• Exercise description
Copy every entry exactly.

Saved data entries:

-- start --

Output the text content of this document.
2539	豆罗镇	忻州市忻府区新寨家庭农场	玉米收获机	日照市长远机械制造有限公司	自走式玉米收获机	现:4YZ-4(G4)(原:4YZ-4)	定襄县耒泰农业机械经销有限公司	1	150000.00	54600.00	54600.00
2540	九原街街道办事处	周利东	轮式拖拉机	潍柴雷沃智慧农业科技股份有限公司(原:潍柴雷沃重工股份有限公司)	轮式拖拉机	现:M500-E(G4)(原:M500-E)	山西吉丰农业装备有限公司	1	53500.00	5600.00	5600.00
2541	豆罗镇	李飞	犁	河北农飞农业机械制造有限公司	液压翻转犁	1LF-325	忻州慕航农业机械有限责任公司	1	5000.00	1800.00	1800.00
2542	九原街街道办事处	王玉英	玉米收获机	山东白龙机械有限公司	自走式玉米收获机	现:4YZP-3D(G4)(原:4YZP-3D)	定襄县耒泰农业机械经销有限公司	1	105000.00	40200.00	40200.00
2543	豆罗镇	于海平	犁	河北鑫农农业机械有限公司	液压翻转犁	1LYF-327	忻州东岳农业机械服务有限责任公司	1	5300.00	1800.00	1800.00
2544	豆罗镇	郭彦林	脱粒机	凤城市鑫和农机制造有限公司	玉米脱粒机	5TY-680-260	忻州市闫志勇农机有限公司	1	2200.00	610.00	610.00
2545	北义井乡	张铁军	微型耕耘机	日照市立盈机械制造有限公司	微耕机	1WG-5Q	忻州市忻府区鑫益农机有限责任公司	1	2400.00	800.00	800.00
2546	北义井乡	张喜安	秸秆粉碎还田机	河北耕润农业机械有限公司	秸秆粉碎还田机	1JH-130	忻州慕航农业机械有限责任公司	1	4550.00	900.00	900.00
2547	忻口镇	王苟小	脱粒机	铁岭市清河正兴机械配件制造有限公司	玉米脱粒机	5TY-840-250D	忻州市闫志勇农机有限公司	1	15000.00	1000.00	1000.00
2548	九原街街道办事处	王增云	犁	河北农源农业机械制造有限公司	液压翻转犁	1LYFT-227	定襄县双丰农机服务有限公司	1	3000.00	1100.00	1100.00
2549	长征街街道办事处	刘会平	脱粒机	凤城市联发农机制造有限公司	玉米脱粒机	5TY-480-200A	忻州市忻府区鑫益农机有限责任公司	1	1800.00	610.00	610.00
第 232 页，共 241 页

-- end --

• Result for this exercise
Output the text content of this document.
2539	豆罗镇	忻州市忻府区新寨家庭农场	玉米收获机	日照市长远机械制造有限公司	自走式玉米收获机	现:4YZ-4(G4)(原:4YZ-4)	定襄县耒泰农业机械经销有限公司	1	150000.00	54600.00	54600.00
2540	九原街街道办事处	周利东	轮式拖拉机	潍柴雷沃智慧农业科技股份有限公司(原:潍柴雷沃重工股份有限公司)	轮式拖拉机	现:M500-E(G4)(原:M500-E)	山西吉丰农业装备有限公司	1	53500.00	5600.00	5600.00
2541	豆罗镇	李飞	犁	河北农飞农业机械制造有限公司	液压翻转犁	1LF-325	忻州慕航农业机械有限责任公司	1	5000.00	1800.00	1800.00
2542	九原街街道办事处	王玉英	玉米收获机	山东白龙机械有限公司	自走式玉米收获机	现:4YZP-3D(G4)(原:4YZP-3D)	定襄县耒泰农业机械经销有限公司	1	105000.00	40200.00	40200.00
2543	豆罗镇	于海平	犁	河北鑫农农业机械有限公司	液压翻转犁	1LYF-327	忻州东岳农业机械服务有限责任公司	1	5300.00	1800.00	1800.00
2544	豆罗镇	郭彦林	脱粒机	凤城市鑫和农机制造有限公司	玉米脱粒机	5TY-680-260	忻州市闫志勇农机有限公司	1	2200.00	610.00	610.00
2545	北义井乡	张铁军	微型耕耘机	日照市立盈机械制造有限公司	微耕机	1WG-5Q	忻州市忻府区鑫益农机有限责任公司	1	2400.00	800.00	800.00
2546	北义井乡	张喜安	秸秆粉碎还田机	河北耕润农业机械有限公司	秸秆粉碎还田机	1JH-130	忻州慕航农业机械有限责任公司	1	4550.00	900.00	900.00
2547	忻口镇	王苟小	脱粒机	铁岭市清河正兴机械配件制造有限公司	玉米脱粒机	5TY-840-250D	忻州市闫志勇农机有限公司	1	15000.00	1000.00	1000.00
2548	九原街街道办事处	王增云	犁	河北农源农业机械制造有限公司	液压翻转犁	1LYFT-227	定襄县双丰农机服务有限公司	1	3000.00	1100.00	1100.00
2549	长征街街道办事处	刘会平	脱粒机	凤城市联发农机制造有限公司	玉米脱粒机	5TY-480-200A	忻州市忻府区鑫益农机有限责任公司	1	1800.00	610.00	610.00
第 232 页，共 241 页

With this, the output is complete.